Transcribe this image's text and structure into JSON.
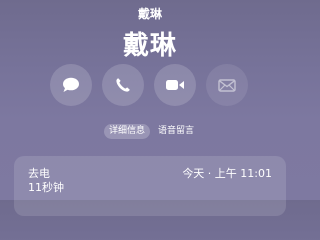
{
  "contact": {
    "small_name": "戴琳",
    "name": "戴琳"
  },
  "actions": [
    {
      "label": "message",
      "icon": "message-icon",
      "enabled": true
    },
    {
      "label": "call",
      "icon": "phone-icon",
      "enabled": true
    },
    {
      "label": "video",
      "icon": "video-icon",
      "enabled": true
    },
    {
      "label": "mail",
      "icon": "mail-icon",
      "enabled": false
    }
  ],
  "tabs": [
    {
      "label": "详细信息",
      "active": true
    },
    {
      "label": "语音留言",
      "active": false
    }
  ],
  "recent_call": {
    "type": "去电",
    "duration": "11秒钟",
    "time": "今天 · 上午 11:01"
  }
}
################
Directive:
Copy the records above exactly, leaving out every picture.

Response to this exercise:
Transcribe this image's text and structure into JSON.
{
  "contact": {
    "small_name": "戴琳",
    "name": "戴琳"
  },
  "actions": [
    {
      "label": "message",
      "icon": "message-icon",
      "enabled": true
    },
    {
      "label": "call",
      "icon": "phone-icon",
      "enabled": true
    },
    {
      "label": "video",
      "icon": "video-icon",
      "enabled": true
    },
    {
      "label": "mail",
      "icon": "mail-icon",
      "enabled": false
    }
  ],
  "tabs": [
    {
      "label": "详细信息",
      "active": true
    },
    {
      "label": "语音留言",
      "active": false
    }
  ],
  "recent_call": {
    "type": "去电",
    "duration": "11秒钟",
    "time": "今天 · 上午 11:01"
  }
}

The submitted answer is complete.